- HOW TO COMPLETE THIS TASK -
Pull every line with "which" from the material.

- MATERIAL PROVIDED -

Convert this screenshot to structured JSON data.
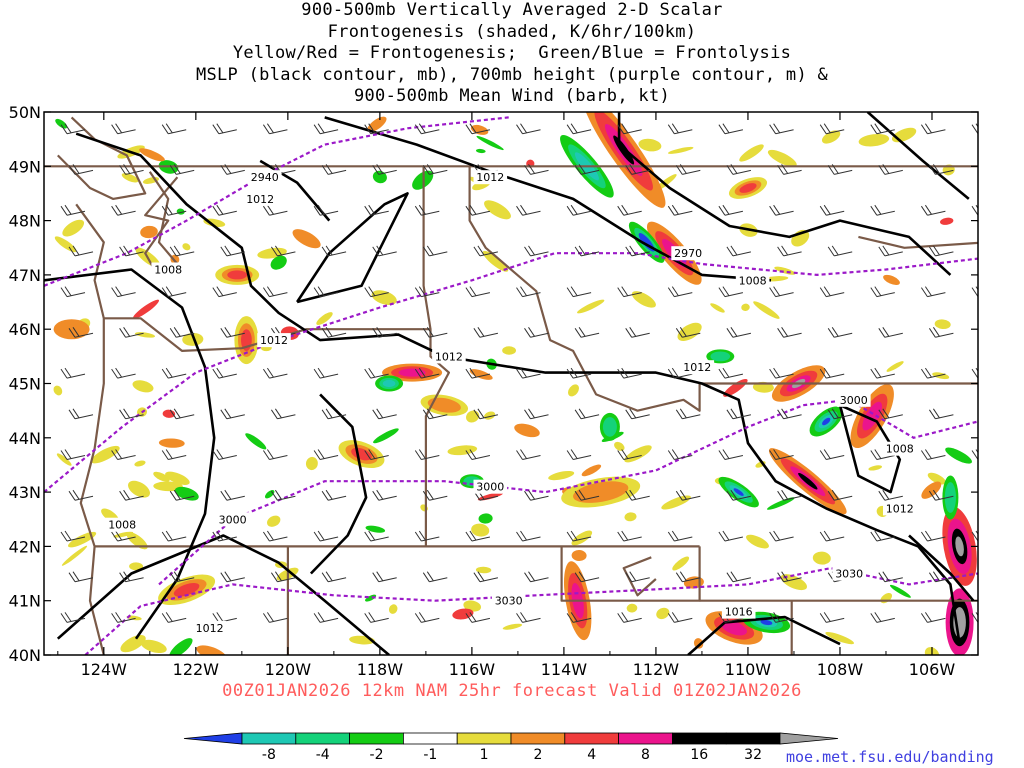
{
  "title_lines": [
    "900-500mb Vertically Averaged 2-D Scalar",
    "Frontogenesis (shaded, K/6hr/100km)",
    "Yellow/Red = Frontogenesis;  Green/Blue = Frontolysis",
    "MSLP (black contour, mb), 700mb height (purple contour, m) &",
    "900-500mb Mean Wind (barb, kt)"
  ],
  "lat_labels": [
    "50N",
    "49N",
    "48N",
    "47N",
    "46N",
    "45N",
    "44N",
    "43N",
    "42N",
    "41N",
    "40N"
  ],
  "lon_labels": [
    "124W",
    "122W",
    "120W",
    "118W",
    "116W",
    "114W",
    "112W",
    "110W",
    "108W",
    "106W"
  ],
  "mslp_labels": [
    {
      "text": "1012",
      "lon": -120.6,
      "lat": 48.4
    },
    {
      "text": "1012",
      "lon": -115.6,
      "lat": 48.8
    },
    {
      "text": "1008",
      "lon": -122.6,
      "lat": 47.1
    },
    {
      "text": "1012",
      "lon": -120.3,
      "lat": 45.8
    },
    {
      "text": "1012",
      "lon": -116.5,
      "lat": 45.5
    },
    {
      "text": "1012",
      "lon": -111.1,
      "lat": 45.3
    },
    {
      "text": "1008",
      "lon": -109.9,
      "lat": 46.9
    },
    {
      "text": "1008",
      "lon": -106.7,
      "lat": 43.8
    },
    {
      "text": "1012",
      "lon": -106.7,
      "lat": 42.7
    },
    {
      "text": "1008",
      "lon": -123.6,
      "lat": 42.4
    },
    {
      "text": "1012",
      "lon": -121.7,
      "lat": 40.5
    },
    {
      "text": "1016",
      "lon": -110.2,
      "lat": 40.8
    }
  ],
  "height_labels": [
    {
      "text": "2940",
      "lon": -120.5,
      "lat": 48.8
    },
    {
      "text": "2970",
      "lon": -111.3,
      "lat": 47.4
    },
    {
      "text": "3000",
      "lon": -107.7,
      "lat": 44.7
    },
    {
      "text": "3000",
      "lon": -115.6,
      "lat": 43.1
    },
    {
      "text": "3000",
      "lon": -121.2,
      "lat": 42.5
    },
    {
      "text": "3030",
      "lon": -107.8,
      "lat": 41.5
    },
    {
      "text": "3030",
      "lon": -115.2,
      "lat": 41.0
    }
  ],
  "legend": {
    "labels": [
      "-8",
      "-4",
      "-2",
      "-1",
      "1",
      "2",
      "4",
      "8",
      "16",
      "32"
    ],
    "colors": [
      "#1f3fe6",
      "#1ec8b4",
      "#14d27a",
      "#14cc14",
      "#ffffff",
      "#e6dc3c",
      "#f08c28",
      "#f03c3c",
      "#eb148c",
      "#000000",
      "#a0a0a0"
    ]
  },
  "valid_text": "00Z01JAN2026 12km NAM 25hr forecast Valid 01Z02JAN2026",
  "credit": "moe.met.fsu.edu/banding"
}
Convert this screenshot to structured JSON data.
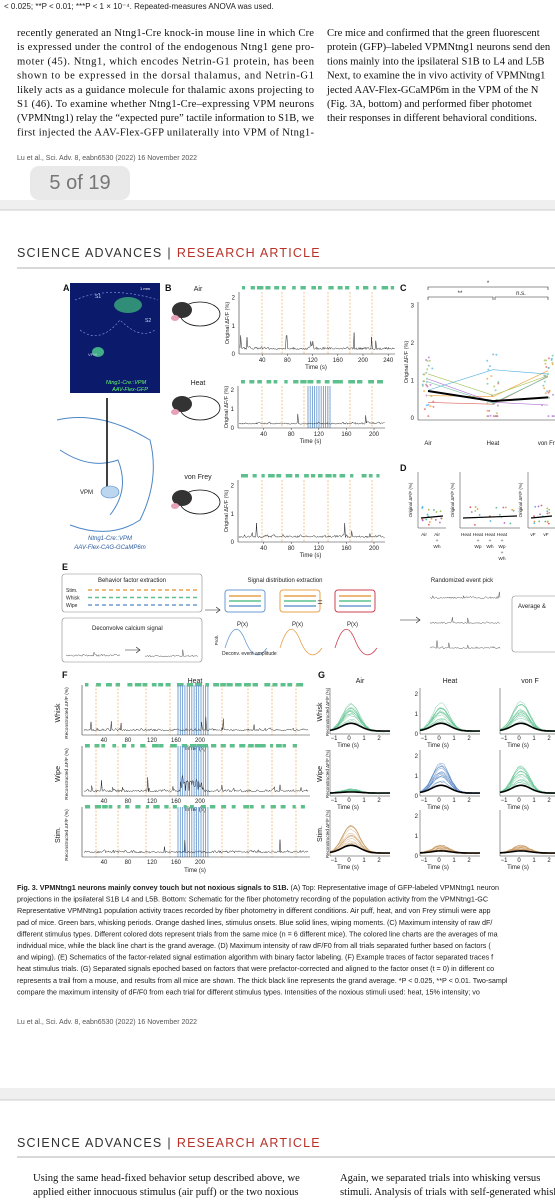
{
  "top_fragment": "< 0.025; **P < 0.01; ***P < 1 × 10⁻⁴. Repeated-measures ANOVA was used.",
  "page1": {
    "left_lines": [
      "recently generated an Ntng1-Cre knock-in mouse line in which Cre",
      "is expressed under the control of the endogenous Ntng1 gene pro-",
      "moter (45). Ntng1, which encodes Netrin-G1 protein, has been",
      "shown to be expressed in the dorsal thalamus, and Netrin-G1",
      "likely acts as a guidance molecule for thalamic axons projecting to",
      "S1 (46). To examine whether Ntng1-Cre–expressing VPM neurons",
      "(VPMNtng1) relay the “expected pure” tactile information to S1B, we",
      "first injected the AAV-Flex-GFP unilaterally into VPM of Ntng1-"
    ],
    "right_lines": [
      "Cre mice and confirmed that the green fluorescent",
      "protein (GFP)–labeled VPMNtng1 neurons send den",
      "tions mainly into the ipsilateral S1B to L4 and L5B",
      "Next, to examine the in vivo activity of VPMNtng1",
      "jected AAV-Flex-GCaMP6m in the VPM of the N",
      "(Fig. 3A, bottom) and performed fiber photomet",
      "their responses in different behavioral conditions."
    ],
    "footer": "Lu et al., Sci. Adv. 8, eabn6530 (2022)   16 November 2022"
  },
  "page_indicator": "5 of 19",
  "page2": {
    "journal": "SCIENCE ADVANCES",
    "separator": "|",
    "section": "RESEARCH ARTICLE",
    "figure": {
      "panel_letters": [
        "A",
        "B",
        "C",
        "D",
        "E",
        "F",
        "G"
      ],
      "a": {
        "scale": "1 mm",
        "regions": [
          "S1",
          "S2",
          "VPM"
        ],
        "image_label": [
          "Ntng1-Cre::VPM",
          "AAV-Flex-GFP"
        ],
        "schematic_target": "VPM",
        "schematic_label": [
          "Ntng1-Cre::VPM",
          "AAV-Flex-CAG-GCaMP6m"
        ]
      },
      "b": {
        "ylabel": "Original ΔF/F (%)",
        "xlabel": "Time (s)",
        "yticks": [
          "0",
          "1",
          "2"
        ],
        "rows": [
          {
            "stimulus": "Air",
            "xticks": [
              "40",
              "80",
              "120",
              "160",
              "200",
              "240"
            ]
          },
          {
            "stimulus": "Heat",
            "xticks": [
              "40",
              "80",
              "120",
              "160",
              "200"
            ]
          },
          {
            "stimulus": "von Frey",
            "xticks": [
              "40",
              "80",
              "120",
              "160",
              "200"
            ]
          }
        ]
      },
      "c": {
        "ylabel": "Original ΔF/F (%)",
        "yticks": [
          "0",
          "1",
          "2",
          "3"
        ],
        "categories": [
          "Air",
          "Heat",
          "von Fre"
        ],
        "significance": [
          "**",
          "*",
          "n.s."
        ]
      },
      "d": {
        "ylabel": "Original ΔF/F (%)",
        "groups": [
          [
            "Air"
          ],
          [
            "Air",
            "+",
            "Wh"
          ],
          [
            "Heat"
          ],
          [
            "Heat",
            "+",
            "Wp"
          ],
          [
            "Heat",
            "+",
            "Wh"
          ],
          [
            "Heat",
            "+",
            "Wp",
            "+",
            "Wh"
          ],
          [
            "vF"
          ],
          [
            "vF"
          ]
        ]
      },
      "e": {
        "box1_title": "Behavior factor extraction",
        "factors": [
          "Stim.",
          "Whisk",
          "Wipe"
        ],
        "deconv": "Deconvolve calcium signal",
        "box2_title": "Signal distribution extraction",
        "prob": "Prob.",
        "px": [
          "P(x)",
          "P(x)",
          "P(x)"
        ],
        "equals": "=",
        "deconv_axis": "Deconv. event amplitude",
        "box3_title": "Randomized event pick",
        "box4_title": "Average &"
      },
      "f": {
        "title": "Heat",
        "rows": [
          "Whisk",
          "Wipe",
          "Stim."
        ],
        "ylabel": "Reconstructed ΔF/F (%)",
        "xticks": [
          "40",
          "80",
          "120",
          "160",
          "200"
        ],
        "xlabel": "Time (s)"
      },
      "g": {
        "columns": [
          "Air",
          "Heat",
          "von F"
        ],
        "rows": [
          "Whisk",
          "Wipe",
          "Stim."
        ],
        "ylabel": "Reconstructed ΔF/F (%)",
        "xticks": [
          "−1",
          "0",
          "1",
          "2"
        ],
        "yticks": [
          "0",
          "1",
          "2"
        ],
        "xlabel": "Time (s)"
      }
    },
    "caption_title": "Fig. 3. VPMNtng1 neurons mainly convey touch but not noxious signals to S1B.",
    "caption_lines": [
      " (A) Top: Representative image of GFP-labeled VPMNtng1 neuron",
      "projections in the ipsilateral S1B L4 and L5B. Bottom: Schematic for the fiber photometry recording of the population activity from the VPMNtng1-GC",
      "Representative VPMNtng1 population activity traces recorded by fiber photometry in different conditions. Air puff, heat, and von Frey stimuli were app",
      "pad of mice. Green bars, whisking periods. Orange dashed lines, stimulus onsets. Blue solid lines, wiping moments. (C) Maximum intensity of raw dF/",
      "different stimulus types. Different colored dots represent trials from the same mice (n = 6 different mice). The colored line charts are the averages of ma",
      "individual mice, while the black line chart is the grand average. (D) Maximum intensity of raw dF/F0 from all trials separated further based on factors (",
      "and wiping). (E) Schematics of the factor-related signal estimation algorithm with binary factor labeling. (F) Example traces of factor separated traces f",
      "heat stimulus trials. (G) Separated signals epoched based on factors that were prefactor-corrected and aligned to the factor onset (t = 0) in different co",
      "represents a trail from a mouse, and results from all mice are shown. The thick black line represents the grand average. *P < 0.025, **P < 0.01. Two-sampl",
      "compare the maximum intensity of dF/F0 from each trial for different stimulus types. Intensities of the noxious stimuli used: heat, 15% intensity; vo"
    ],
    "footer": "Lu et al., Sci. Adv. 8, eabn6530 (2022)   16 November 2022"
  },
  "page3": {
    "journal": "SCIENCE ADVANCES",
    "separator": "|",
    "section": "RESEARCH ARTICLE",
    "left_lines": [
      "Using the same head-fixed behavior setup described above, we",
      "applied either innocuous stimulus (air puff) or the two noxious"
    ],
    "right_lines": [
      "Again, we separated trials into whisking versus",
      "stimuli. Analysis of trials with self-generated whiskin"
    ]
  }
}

- REPLY TO THE EXERCISE -
      "recently generated an Ntng1-Cre knock-in mouse line in which Cre",
      "moter (45). Ntng1, which encodes Netrin-G1 protein, has been",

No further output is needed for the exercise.